▸ Task details:
Drop the images; return everything else in the listing below exactly.

▸ Data for this task:

++++

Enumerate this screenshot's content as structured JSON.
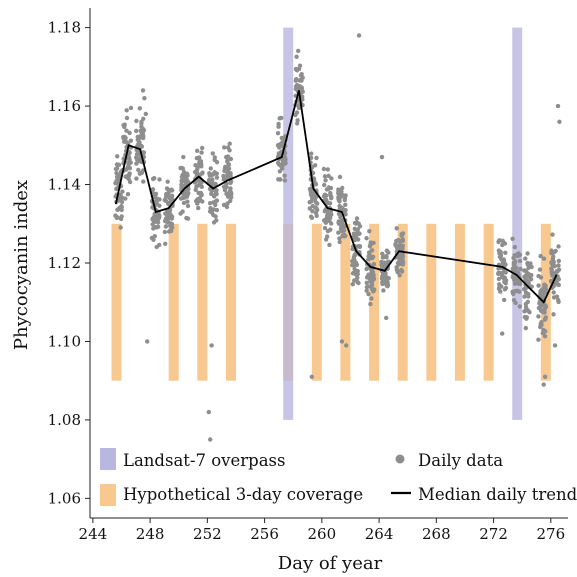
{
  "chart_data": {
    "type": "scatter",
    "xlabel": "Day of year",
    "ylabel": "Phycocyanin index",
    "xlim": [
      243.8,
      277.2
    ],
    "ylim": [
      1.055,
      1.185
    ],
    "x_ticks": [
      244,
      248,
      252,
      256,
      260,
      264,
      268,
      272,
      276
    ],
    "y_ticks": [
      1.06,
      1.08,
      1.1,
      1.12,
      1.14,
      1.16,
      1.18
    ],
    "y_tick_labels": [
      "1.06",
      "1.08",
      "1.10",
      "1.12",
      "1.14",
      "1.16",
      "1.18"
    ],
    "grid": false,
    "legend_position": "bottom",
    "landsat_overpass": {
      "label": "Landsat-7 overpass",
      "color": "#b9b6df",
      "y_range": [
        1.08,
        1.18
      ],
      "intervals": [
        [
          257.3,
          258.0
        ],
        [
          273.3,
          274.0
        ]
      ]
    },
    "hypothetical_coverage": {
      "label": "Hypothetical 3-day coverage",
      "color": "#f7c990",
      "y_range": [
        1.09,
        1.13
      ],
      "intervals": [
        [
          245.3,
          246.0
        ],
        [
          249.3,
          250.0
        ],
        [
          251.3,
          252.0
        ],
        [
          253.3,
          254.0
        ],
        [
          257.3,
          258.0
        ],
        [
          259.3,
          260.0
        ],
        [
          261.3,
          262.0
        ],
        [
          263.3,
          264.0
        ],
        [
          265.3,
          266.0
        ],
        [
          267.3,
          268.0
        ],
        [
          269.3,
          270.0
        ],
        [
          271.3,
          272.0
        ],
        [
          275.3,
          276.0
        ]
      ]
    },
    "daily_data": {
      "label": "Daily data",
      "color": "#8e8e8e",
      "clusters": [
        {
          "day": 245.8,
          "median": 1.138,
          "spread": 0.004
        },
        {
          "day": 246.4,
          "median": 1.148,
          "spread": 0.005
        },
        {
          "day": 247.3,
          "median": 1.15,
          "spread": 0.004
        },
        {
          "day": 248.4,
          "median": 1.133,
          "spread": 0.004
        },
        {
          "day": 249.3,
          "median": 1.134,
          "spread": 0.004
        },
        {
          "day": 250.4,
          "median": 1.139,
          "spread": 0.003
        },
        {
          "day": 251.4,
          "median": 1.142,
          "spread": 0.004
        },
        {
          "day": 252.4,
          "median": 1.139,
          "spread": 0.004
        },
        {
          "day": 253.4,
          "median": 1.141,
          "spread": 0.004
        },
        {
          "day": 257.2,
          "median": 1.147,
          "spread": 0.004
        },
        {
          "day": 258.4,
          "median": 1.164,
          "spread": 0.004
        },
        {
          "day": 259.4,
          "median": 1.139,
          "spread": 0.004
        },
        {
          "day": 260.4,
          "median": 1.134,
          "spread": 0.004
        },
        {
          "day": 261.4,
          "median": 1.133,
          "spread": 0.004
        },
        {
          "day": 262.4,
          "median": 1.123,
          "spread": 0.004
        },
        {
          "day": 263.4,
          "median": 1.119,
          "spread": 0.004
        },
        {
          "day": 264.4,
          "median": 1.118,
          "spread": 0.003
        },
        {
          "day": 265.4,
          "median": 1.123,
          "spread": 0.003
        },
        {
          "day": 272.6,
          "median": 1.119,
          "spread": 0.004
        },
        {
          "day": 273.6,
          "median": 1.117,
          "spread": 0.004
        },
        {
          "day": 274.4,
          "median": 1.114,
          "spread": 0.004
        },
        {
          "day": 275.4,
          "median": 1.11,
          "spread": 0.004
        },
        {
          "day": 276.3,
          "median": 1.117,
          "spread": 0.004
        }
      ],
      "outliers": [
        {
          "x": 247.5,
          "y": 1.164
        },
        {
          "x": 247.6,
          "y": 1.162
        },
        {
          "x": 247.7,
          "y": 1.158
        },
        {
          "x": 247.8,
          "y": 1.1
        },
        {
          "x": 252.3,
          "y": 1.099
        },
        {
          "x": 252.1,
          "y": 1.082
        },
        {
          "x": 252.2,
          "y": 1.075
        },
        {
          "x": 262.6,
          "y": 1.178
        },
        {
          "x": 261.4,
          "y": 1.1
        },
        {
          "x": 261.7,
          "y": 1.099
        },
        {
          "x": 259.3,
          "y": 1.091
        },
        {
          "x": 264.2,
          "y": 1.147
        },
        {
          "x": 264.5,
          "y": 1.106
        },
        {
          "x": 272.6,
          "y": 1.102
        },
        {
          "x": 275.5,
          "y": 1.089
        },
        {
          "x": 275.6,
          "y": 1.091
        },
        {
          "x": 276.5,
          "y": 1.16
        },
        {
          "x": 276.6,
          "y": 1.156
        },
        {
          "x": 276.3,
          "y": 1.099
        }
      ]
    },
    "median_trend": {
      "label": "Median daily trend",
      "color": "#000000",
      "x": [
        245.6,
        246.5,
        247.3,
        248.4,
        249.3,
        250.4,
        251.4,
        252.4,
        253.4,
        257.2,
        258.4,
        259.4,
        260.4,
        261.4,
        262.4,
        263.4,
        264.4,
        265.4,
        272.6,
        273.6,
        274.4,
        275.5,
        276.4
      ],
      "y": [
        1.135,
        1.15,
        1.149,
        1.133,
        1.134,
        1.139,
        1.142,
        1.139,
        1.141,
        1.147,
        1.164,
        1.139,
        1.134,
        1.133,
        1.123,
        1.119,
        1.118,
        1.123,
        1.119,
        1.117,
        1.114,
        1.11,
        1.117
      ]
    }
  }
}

++++

▸ Correct response:
Enumerate this screenshot's content as structured JSON.
{
  "chart_data": {
    "type": "scatter",
    "xlabel": "Day of year",
    "ylabel": "Phycocyanin index",
    "xlim": [
      243.8,
      277.2
    ],
    "ylim": [
      1.055,
      1.185
    ],
    "x_ticks": [
      244,
      248,
      252,
      256,
      260,
      264,
      268,
      272,
      276
    ],
    "y_ticks": [
      1.06,
      1.08,
      1.1,
      1.12,
      1.14,
      1.16,
      1.18
    ],
    "y_tick_labels": [
      "1.06",
      "1.08",
      "1.10",
      "1.12",
      "1.14",
      "1.16",
      "1.18"
    ],
    "grid": false,
    "legend_position": "bottom",
    "landsat_overpass": {
      "label": "Landsat-7 overpass",
      "color": "#b9b6df",
      "y_range": [
        1.08,
        1.18
      ],
      "intervals": [
        [
          257.3,
          258.0
        ],
        [
          273.3,
          274.0
        ]
      ]
    },
    "hypothetical_coverage": {
      "label": "Hypothetical 3-day coverage",
      "color": "#f7c990",
      "y_range": [
        1.09,
        1.13
      ],
      "intervals": [
        [
          245.3,
          246.0
        ],
        [
          249.3,
          250.0
        ],
        [
          251.3,
          252.0
        ],
        [
          253.3,
          254.0
        ],
        [
          257.3,
          258.0
        ],
        [
          259.3,
          260.0
        ],
        [
          261.3,
          262.0
        ],
        [
          263.3,
          264.0
        ],
        [
          265.3,
          266.0
        ],
        [
          267.3,
          268.0
        ],
        [
          269.3,
          270.0
        ],
        [
          271.3,
          272.0
        ],
        [
          275.3,
          276.0
        ]
      ]
    },
    "daily_data": {
      "label": "Daily data",
      "color": "#8e8e8e",
      "clusters": [
        {
          "day": 245.8,
          "median": 1.138,
          "spread": 0.004
        },
        {
          "day": 246.4,
          "median": 1.148,
          "spread": 0.005
        },
        {
          "day": 247.3,
          "median": 1.15,
          "spread": 0.004
        },
        {
          "day": 248.4,
          "median": 1.133,
          "spread": 0.004
        },
        {
          "day": 249.3,
          "median": 1.134,
          "spread": 0.004
        },
        {
          "day": 250.4,
          "median": 1.139,
          "spread": 0.003
        },
        {
          "day": 251.4,
          "median": 1.142,
          "spread": 0.004
        },
        {
          "day": 252.4,
          "median": 1.139,
          "spread": 0.004
        },
        {
          "day": 253.4,
          "median": 1.141,
          "spread": 0.004
        },
        {
          "day": 257.2,
          "median": 1.147,
          "spread": 0.004
        },
        {
          "day": 258.4,
          "median": 1.164,
          "spread": 0.004
        },
        {
          "day": 259.4,
          "median": 1.139,
          "spread": 0.004
        },
        {
          "day": 260.4,
          "median": 1.134,
          "spread": 0.004
        },
        {
          "day": 261.4,
          "median": 1.133,
          "spread": 0.004
        },
        {
          "day": 262.4,
          "median": 1.123,
          "spread": 0.004
        },
        {
          "day": 263.4,
          "median": 1.119,
          "spread": 0.004
        },
        {
          "day": 264.4,
          "median": 1.118,
          "spread": 0.003
        },
        {
          "day": 265.4,
          "median": 1.123,
          "spread": 0.003
        },
        {
          "day": 272.6,
          "median": 1.119,
          "spread": 0.004
        },
        {
          "day": 273.6,
          "median": 1.117,
          "spread": 0.004
        },
        {
          "day": 274.4,
          "median": 1.114,
          "spread": 0.004
        },
        {
          "day": 275.4,
          "median": 1.11,
          "spread": 0.004
        },
        {
          "day": 276.3,
          "median": 1.117,
          "spread": 0.004
        }
      ],
      "outliers": [
        {
          "x": 247.5,
          "y": 1.164
        },
        {
          "x": 247.6,
          "y": 1.162
        },
        {
          "x": 247.7,
          "y": 1.158
        },
        {
          "x": 247.8,
          "y": 1.1
        },
        {
          "x": 252.3,
          "y": 1.099
        },
        {
          "x": 252.1,
          "y": 1.082
        },
        {
          "x": 252.2,
          "y": 1.075
        },
        {
          "x": 262.6,
          "y": 1.178
        },
        {
          "x": 261.4,
          "y": 1.1
        },
        {
          "x": 261.7,
          "y": 1.099
        },
        {
          "x": 259.3,
          "y": 1.091
        },
        {
          "x": 264.2,
          "y": 1.147
        },
        {
          "x": 264.5,
          "y": 1.106
        },
        {
          "x": 272.6,
          "y": 1.102
        },
        {
          "x": 275.5,
          "y": 1.089
        },
        {
          "x": 275.6,
          "y": 1.091
        },
        {
          "x": 276.5,
          "y": 1.16
        },
        {
          "x": 276.6,
          "y": 1.156
        },
        {
          "x": 276.3,
          "y": 1.099
        }
      ]
    },
    "median_trend": {
      "label": "Median daily trend",
      "color": "#000000",
      "x": [
        245.6,
        246.5,
        247.3,
        248.4,
        249.3,
        250.4,
        251.4,
        252.4,
        253.4,
        257.2,
        258.4,
        259.4,
        260.4,
        261.4,
        262.4,
        263.4,
        264.4,
        265.4,
        272.6,
        273.6,
        274.4,
        275.5,
        276.4
      ],
      "y": [
        1.135,
        1.15,
        1.149,
        1.133,
        1.134,
        1.139,
        1.142,
        1.139,
        1.141,
        1.147,
        1.164,
        1.139,
        1.134,
        1.133,
        1.123,
        1.119,
        1.118,
        1.123,
        1.119,
        1.117,
        1.114,
        1.11,
        1.117
      ]
    }
  }
}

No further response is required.